A run of records

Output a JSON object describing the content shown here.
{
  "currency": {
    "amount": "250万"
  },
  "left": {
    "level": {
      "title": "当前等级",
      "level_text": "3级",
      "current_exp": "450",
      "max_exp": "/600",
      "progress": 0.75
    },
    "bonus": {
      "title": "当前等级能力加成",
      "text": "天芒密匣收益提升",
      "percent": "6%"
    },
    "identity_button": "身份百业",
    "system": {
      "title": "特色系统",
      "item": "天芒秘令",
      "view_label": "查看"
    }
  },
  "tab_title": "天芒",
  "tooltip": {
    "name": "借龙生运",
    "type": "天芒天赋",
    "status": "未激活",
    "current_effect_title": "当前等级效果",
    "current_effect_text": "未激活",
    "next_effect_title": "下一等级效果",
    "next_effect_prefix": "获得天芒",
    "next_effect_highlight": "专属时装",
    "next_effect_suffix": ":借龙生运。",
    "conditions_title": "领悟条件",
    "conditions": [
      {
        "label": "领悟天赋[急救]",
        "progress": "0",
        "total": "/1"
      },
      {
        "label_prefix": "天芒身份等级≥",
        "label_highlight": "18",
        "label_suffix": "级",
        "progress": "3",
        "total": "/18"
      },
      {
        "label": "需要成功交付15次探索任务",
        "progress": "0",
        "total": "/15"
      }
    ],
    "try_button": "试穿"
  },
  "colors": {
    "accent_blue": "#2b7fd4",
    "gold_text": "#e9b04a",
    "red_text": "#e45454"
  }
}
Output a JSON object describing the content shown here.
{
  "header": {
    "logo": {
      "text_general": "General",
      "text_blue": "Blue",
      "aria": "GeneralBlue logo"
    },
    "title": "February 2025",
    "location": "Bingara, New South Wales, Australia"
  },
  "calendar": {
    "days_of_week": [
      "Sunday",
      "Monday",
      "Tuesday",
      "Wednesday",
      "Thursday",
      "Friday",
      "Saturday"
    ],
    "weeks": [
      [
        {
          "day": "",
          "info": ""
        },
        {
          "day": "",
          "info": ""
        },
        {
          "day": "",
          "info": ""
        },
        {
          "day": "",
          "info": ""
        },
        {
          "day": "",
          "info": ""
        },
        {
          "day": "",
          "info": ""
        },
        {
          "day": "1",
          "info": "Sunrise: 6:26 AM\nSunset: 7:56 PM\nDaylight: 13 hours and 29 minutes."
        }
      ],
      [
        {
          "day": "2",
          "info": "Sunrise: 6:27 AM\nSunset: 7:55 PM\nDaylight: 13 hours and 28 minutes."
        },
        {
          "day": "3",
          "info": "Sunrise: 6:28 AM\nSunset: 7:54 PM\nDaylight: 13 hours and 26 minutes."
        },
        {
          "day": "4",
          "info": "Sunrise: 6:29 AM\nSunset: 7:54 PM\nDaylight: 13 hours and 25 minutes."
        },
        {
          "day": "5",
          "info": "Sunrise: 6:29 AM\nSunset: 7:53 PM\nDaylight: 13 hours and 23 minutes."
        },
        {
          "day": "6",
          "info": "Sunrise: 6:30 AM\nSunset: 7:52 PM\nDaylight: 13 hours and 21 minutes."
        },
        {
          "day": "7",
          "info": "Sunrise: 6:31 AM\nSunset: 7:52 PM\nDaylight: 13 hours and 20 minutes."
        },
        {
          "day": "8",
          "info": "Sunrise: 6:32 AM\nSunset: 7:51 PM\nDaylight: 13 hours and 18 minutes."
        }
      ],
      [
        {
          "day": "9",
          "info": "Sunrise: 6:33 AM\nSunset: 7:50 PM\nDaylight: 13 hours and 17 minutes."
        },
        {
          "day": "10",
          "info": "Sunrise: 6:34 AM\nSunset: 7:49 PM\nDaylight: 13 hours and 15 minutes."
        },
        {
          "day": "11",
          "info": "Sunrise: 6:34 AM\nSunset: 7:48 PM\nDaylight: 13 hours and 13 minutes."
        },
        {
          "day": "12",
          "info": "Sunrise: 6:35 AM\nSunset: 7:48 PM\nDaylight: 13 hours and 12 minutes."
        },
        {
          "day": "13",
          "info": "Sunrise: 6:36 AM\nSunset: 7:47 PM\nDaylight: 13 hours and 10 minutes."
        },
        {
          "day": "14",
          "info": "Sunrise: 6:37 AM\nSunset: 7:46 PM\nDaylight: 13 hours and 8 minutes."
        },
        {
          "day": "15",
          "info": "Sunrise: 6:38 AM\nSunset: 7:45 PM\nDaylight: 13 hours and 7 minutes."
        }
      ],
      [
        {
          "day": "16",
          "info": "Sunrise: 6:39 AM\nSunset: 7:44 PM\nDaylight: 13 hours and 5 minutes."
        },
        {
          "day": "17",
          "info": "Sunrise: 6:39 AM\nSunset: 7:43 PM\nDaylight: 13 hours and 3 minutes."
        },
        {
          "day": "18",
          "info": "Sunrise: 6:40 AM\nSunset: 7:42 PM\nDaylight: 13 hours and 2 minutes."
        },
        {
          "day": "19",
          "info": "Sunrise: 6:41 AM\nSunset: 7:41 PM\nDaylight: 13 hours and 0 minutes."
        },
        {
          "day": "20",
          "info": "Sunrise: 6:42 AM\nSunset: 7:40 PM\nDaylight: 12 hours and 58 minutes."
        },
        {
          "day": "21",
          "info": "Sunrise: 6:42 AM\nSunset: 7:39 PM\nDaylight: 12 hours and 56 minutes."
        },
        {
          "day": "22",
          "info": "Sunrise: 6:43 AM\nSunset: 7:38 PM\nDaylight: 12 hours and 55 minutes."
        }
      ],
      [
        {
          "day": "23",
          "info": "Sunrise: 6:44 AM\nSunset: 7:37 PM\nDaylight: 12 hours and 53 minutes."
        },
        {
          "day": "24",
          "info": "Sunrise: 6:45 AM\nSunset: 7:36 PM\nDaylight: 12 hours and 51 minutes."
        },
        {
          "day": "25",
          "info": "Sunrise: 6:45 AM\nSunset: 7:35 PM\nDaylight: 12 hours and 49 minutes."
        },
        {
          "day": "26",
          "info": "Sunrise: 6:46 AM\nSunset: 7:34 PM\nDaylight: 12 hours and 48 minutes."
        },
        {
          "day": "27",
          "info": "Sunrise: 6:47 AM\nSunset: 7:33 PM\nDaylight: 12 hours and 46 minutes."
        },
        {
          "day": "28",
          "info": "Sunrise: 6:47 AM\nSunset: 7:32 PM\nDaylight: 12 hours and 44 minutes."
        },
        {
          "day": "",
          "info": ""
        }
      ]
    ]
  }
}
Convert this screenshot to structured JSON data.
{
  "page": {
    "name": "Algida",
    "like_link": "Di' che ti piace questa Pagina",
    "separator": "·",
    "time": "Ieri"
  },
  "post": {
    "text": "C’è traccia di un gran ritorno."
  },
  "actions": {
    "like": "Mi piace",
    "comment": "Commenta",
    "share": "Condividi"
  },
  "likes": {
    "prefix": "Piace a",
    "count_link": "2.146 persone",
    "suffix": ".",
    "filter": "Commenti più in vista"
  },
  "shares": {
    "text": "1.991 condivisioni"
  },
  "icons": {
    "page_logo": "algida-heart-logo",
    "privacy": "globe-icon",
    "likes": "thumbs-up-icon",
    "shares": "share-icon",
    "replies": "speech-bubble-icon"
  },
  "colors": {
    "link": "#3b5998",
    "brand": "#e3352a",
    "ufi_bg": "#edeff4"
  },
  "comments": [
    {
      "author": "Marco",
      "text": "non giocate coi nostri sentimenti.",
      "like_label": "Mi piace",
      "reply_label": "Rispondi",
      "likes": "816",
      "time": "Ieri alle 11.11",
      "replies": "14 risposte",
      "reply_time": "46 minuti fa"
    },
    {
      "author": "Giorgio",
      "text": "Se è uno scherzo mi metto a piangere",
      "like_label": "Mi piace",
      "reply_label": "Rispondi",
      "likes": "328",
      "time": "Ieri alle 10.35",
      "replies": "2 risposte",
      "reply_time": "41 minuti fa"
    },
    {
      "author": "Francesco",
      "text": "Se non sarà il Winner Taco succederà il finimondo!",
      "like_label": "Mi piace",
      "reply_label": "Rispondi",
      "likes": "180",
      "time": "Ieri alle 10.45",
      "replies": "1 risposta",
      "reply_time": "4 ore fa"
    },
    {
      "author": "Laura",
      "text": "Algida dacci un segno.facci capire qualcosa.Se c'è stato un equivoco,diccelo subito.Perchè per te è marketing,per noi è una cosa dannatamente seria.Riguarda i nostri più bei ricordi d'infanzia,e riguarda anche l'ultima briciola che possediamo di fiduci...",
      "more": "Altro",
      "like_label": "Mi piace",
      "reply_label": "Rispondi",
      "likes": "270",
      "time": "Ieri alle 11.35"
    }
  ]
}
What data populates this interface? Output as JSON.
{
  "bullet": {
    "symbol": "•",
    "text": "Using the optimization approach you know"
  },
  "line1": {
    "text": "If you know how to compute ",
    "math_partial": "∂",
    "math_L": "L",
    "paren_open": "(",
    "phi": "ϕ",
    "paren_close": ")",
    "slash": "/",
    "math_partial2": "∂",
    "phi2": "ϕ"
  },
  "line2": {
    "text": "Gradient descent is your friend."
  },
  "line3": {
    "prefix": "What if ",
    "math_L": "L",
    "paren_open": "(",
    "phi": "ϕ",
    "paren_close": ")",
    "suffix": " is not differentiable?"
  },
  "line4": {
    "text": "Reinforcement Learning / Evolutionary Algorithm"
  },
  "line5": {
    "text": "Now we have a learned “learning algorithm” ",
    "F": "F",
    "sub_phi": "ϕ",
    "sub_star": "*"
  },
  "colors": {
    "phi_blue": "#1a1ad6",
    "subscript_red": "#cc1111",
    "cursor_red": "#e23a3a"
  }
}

=== DO THIS ===
Indicate how many lines of the material include the word "replies"; the number alone is required.

=== THE RESPONSE ===
4